To do » Restate the complete material exactly.

[Part of a data file]
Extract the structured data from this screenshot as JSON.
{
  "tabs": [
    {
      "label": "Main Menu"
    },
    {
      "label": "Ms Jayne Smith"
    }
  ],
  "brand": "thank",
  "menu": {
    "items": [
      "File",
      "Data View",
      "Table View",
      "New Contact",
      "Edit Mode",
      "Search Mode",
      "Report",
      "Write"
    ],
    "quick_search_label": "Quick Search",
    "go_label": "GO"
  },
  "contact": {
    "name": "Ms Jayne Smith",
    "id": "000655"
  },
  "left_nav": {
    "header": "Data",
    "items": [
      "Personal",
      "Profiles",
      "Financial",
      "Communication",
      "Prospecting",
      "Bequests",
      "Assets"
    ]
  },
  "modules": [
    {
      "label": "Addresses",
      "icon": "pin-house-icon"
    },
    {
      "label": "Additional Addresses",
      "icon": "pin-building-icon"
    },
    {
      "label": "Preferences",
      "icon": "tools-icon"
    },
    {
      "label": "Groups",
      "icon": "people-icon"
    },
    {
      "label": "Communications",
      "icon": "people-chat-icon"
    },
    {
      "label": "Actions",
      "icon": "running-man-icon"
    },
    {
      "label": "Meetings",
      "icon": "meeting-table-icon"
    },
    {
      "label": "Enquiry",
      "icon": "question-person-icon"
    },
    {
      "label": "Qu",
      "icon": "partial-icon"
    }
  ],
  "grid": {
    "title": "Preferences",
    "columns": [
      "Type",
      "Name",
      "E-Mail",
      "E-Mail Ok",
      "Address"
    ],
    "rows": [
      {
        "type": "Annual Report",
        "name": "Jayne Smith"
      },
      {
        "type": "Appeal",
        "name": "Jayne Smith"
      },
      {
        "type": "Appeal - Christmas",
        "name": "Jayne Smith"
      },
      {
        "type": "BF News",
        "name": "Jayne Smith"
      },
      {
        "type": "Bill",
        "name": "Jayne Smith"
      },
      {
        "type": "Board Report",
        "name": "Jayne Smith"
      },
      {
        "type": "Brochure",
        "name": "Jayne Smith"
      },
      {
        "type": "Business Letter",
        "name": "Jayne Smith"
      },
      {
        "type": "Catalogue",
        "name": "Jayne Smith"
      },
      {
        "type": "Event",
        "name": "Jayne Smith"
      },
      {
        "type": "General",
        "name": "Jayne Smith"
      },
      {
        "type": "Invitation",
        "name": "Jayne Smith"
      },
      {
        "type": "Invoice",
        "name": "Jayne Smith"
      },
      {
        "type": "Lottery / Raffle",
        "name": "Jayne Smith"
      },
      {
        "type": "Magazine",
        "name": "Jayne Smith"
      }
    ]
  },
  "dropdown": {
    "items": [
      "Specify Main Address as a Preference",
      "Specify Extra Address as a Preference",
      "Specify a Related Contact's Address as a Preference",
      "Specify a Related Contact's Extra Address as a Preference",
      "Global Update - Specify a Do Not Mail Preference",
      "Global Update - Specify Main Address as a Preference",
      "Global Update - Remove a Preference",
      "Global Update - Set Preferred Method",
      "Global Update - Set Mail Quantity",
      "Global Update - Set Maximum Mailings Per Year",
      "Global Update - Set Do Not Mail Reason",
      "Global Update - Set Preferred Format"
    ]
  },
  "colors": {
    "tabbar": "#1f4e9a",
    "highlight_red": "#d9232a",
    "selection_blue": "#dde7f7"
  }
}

Completed task »
Extract the structured data from this screenshot as JSON.
{
  "tabs": [
    {
      "label": "Main Menu"
    },
    {
      "label": "Ms Jayne Smith"
    }
  ],
  "brand": "thank",
  "menu": {
    "items": [
      "File",
      "Data View",
      "Table View",
      "New Contact",
      "Edit Mode",
      "Search Mode",
      "Report",
      "Write"
    ],
    "quick_search_label": "Quick Search",
    "go_label": "GO"
  },
  "contact": {
    "name": "Ms Jayne Smith",
    "id": "000655"
  },
  "left_nav": {
    "header": "Data",
    "items": [
      "Personal",
      "Profiles",
      "Financial",
      "Communication",
      "Prospecting",
      "Bequests",
      "Assets"
    ]
  },
  "modules": [
    {
      "label": "Addresses",
      "icon": "pin-house-icon"
    },
    {
      "label": "Additional Addresses",
      "icon": "pin-building-icon"
    },
    {
      "label": "Preferences",
      "icon": "tools-icon"
    },
    {
      "label": "Groups",
      "icon": "people-icon"
    },
    {
      "label": "Communications",
      "icon": "people-chat-icon"
    },
    {
      "label": "Actions",
      "icon": "running-man-icon"
    },
    {
      "label": "Meetings",
      "icon": "meeting-table-icon"
    },
    {
      "label": "Enquiry",
      "icon": "question-person-icon"
    },
    {
      "label": "Qu",
      "icon": "partial-icon"
    }
  ],
  "grid": {
    "title": "Preferences",
    "columns": [
      "Type",
      "Name",
      "E-Mail",
      "E-Mail Ok",
      "Address"
    ],
    "rows": [
      {
        "type": "Annual Report",
        "name": "Jayne Smith"
      },
      {
        "type": "Appeal",
        "name": "Jayne Smith"
      },
      {
        "type": "Appeal - Christmas",
        "name": "Jayne Smith"
      },
      {
        "type": "BF News",
        "name": "Jayne Smith"
      },
      {
        "type": "Bill",
        "name": "Jayne Smith"
      },
      {
        "type": "Board Report",
        "name": "Jayne Smith"
      },
      {
        "type": "Brochure",
        "name": "Jayne Smith"
      },
      {
        "type": "Business Letter",
        "name": "Jayne Smith"
      },
      {
        "type": "Catalogue",
        "name": "Jayne Smith"
      },
      {
        "type": "Event",
        "name": "Jayne Smith"
      },
      {
        "type": "General",
        "name": "Jayne Smith"
      },
      {
        "type": "Invitation",
        "name": "Jayne Smith"
      },
      {
        "type": "Invoice",
        "name": "Jayne Smith"
      },
      {
        "type": "Lottery / Raffle",
        "name": "Jayne Smith"
      },
      {
        "type": "Magazine",
        "name": "Jayne Smith"
      }
    ]
  },
  "dropdown": {
    "items": [
      "Specify Main Address as a Preference",
      "Specify Extra Address as a Preference",
      "Specify a Related Contact's Address as a Preference",
      "Specify a Related Contact's Extra Address as a Preference",
      "Global Update - Specify a Do Not Mail Preference",
      "Global Update - Specify Main Address as a Preference",
      "Global Update - Remove a Preference",
      "Global Update - Set Preferred Method",
      "Global Update - Set Mail Quantity",
      "Global Update - Set Maximum Mailings Per Year",
      "Global Update - Set Do Not Mail Reason",
      "Global Update - Set Preferred Format"
    ]
  },
  "colors": {
    "tabbar": "#1f4e9a",
    "highlight_red": "#d9232a",
    "selection_blue": "#dde7f7"
  }
}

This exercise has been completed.